--- begin Recorded information ---
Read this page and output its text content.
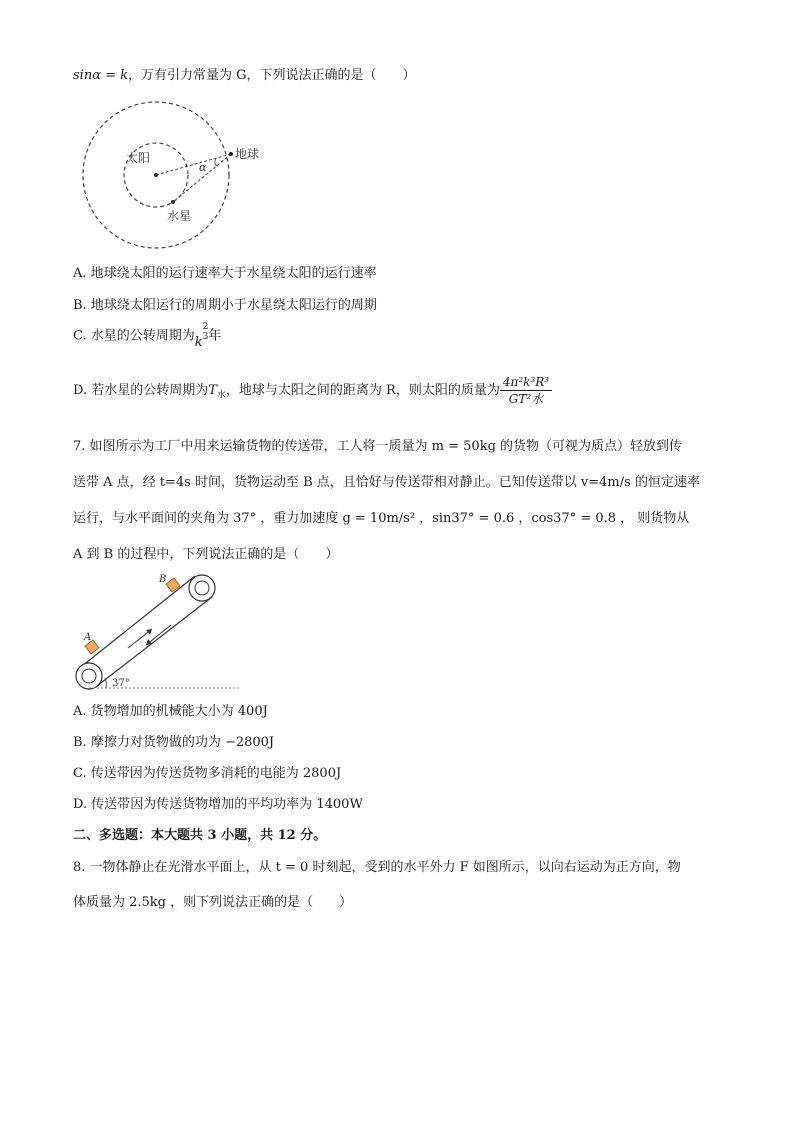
sinα = k，万有引力常量为 G，下列说法正确的是（　　）
太阳	地球
水星
α
A. 地球绕太阳的运行速率大于水星绕太阳的运行速率
B. 地球绕太阳运行的周期小于水星绕太阳运行的周期
C. 水星的公转周期为k
2
3 年
D. 若水星的公转周期为$T_水$，地球与太阳之间的距离为 R，则太阳的质量为 $\frac{\text{4π²k³R³}}{\text{GT²水}}$
7. 如图所示为工厂中用来运输货物的传送带，工人将一质量为 m = 50kg 的货物（可视为质点）轻放到传
送带 A 点，经 t=4s 时间，货物运动至 B 点，且恰好与传送带相对静止。已知传送带以 v=4m/s 的恒定速率
运行，与水平面间的夹角为 37° ，重力加速度 g = 10m/s² ，sin37° = 0.6 ，cos37° = 0.8 ， 则货物从
A 到 B 的过程中，下列说法正确的是（　　）
A
B
37°
A. 货物增加的机械能大小为 400J
B. 摩擦力对货物做的功为 −2800J
C. 传送带因为传送货物多消耗的电能为 2800J
D. 传送带因为传送货物增加的平均功率为 1400W
二、多选题：本大题共 3 小题，共 12 分。
8. 一物体静止在光滑水平面上，从 t = 0 时刻起，受到的水平外力 F 如图所示，以向右运动为正方向，物
体质量为 2.5kg ，则下列说法正确的是（　　）
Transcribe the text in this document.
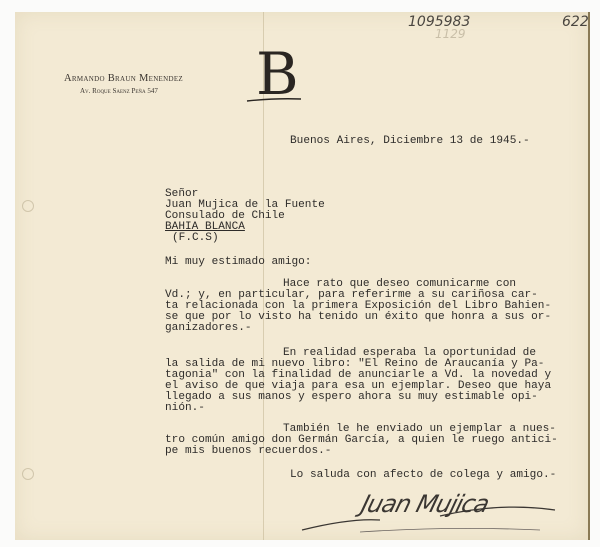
1095983
1129
622
B
Armando Braun Menendez
Av. Roque Saenz Peña 547
Buenos Aires, Diciembre 13 de 1945.-
Señor
Juan Mujica de la Fuente
Consulado de Chile
BAHIA BLANCA
(F.C.S)
Mi muy estimado amigo:
Hace rato que deseo comunicarme con
Vd.; y, en particular, para referirme a su cariñosa car-
ta relacionada con la primera Exposición del Libro Bahien-
se que por lo visto ha tenido un éxito que honra a sus or-
ganizadores.-
En realidad esperaba la oportunidad de
la salida de mi nuevo libro: "El Reino de Araucanía y Pa-
tagonia" con la finalidad de anunciarle a Vd. la novedad y
el aviso de que viaja para esa un ejemplar. Deseo que haya
llegado a sus manos y espero ahora su muy estimable opi-
nión.-
También le he enviado un ejemplar a nues-
tro común amigo don Germán García, a quien le ruego antici-
pe mis buenos recuerdos.-
Lo saluda con afecto de colega y amigo.-
Juan Mujica
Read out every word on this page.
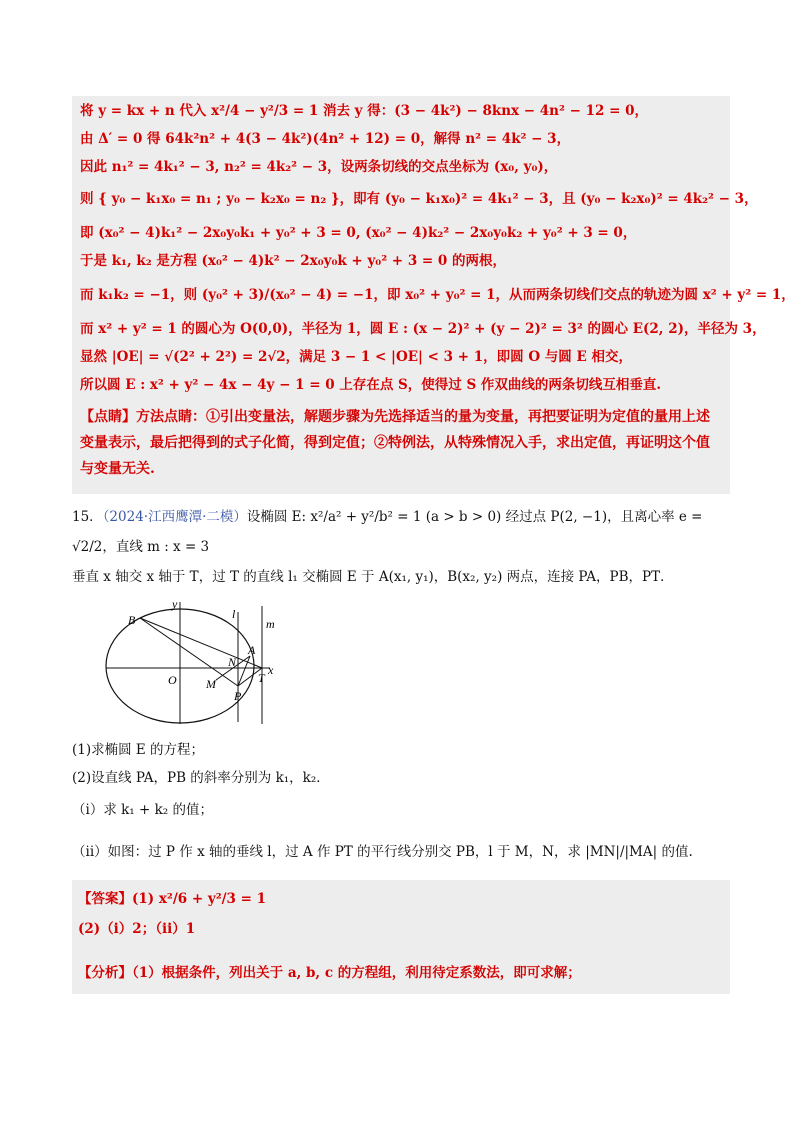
将 y = kx + n 代入 x²/4 − y²/3 = 1 消去 y 得：(3 − 4k²) − 8knx − 4n² − 12 = 0，
由 Δ′ = 0 得 64k²n² + 4(3 − 4k²)(4n² + 12) = 0，解得 n² = 4k² − 3，
因此 n₁² = 4k₁² − 3, n₂² = 4k₂² − 3，设两条切线的交点坐标为 (x₀, y₀)，
则 { y₀ − k₁x₀ = n₁ ; y₀ − k₂x₀ = n₂ }，即有 (y₀ − k₁x₀)² = 4k₁² − 3，且 (y₀ − k₂x₀)² = 4k₂² − 3，
即 (x₀² − 4)k₁² − 2x₀y₀k₁ + y₀² + 3 = 0, (x₀² − 4)k₂² − 2x₀y₀k₂ + y₀² + 3 = 0，
于是 k₁, k₂ 是方程 (x₀² − 4)k² − 2x₀y₀k + y₀² + 3 = 0 的两根，
而 k₁k₂ = −1，则 (y₀² + 3)/(x₀² − 4) = −1，即 x₀² + y₀² = 1，从而两条切线们交点的轨迹为圆 x² + y² = 1，
而 x² + y² = 1 的圆心为 O(0,0)，半径为 1，圆 E : (x − 2)² + (y − 2)² = 3² 的圆心 E(2, 2)，半径为 3，
显然 |OE| = √(2² + 2²) = 2√2，满足 3 − 1 < |OE| < 3 + 1，即圆 O 与圆 E 相交，
所以圆 E : x² + y² − 4x − 4y − 1 = 0 上存在点 S，使得过 S 作双曲线的两条切线互相垂直.
【点睛】方法点睛：①引出变量法，解题步骤为先选择适当的量为变量，再把要证明为定值的量用上述变量表示，最后把得到的式子化简，得到定值；②特例法，从特殊情况入手，求出定值，再证明这个值与变量无关.
15．（2024·江西鹰潭·二模）设椭圆 E: x²/a² + y²/b² = 1 (a > b > 0) 经过点 P(2, −1)，且离心率 e = √2/2，直线 m : x = 3
垂直 x 轴交 x 轴于 T，过 T 的直线 l₁ 交椭圆 E 于 A(x₁, y₁)，B(x₂, y₂) 两点，连接 PA，PB，PT．
y
x
l
m
B
A
N
O M	T
P
(1)求椭圆 E 的方程；
(2)设直线 PA，PB 的斜率分别为 k₁，k₂．
（i）求 k₁ + k₂ 的值；
（ii）如图：过 P 作 x 轴的垂线 l，过 A 作 PT 的平行线分别交 PB，l 于 M，N，求 |MN|/|MA| 的值.
【答案】(1) x²/6 + y²/3 = 1
(2)（i）2；（ii）1
【分析】（1）根据条件，列出关于 a, b, c 的方程组，利用待定系数法，即可求解；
--- end Recorded information ---
*Exercise directions*.
Only lines with "Read" are wanted here; list each of them.

*Answer in full*.
Read this page and output its text content.
Read out every word on this page.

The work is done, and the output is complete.